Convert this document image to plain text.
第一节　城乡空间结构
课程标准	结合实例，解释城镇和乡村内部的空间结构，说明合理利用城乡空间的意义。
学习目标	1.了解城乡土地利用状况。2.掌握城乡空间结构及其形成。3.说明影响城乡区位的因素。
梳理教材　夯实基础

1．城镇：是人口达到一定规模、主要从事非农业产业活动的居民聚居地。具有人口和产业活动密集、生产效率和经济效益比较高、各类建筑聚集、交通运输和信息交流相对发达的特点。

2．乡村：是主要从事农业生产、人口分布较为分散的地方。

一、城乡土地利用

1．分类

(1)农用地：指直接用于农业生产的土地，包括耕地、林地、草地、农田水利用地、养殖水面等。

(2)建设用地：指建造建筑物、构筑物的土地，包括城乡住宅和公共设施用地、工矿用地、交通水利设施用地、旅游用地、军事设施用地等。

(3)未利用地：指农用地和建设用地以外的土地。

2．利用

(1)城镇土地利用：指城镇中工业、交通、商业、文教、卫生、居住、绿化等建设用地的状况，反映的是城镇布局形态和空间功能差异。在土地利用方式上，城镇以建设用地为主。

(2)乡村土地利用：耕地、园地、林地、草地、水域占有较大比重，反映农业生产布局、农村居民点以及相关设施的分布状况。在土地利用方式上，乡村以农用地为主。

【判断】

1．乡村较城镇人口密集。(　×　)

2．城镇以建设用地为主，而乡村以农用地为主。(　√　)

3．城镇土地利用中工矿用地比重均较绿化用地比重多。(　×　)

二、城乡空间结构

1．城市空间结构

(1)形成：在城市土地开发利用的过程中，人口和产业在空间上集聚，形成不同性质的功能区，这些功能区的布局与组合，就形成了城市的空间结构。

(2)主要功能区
┄┄┄┄┄┄
WHAT YOU SHOULD DO.
Restate the data above word for word.

WRITTEN SOLUTION.
Convert this document image to plain text.
第一节　城乡空间结构
课程标准	结合实例，解释城镇和乡村内部的空间结构，说明合理利用城乡空间的意义。
学习目标	1.了解城乡土地利用状况。2.掌握城乡空间结构及其形成。3.说明影响城乡区位的因素。
梳理教材　夯实基础

1．城镇：是人口达到一定规模、主要从事非农业产业活动的居民聚居地。具有人口和产业活动密集、生产效率和经济效益比较高、各类建筑聚集、交通运输和信息交流相对发达的特点。

2．乡村：是主要从事农业生产、人口分布较为分散的地方。

一、城乡土地利用

1．分类

(1)农用地：指直接用于农业生产的土地，包括耕地、林地、草地、农田水利用地、养殖水面等。

(2)建设用地：指建造建筑物、构筑物的土地，包括城乡住宅和公共设施用地、工矿用地、交通水利设施用地、旅游用地、军事设施用地等。

(3)未利用地：指农用地和建设用地以外的土地。

2．利用

(1)城镇土地利用：指城镇中工业、交通、商业、文教、卫生、居住、绿化等建设用地的状况，反映的是城镇布局形态和空间功能差异。在土地利用方式上，城镇以建设用地为主。

(2)乡村土地利用：耕地、园地、林地、草地、水域占有较大比重，反映农业生产布局、农村居民点以及相关设施的分布状况。在土地利用方式上，乡村以农用地为主。

【判断】

1．乡村较城镇人口密集。(　×　)

2．城镇以建设用地为主，而乡村以农用地为主。(　√　)

3．城镇土地利用中工矿用地比重均较绿化用地比重多。(　×　)

二、城乡空间结构

1．城市空间结构

(1)形成：在城市土地开发利用的过程中，人口和产业在空间上集聚，形成不同性质的功能区，这些功能区的布局与组合，就形成了城市的空间结构。

(2)主要功能区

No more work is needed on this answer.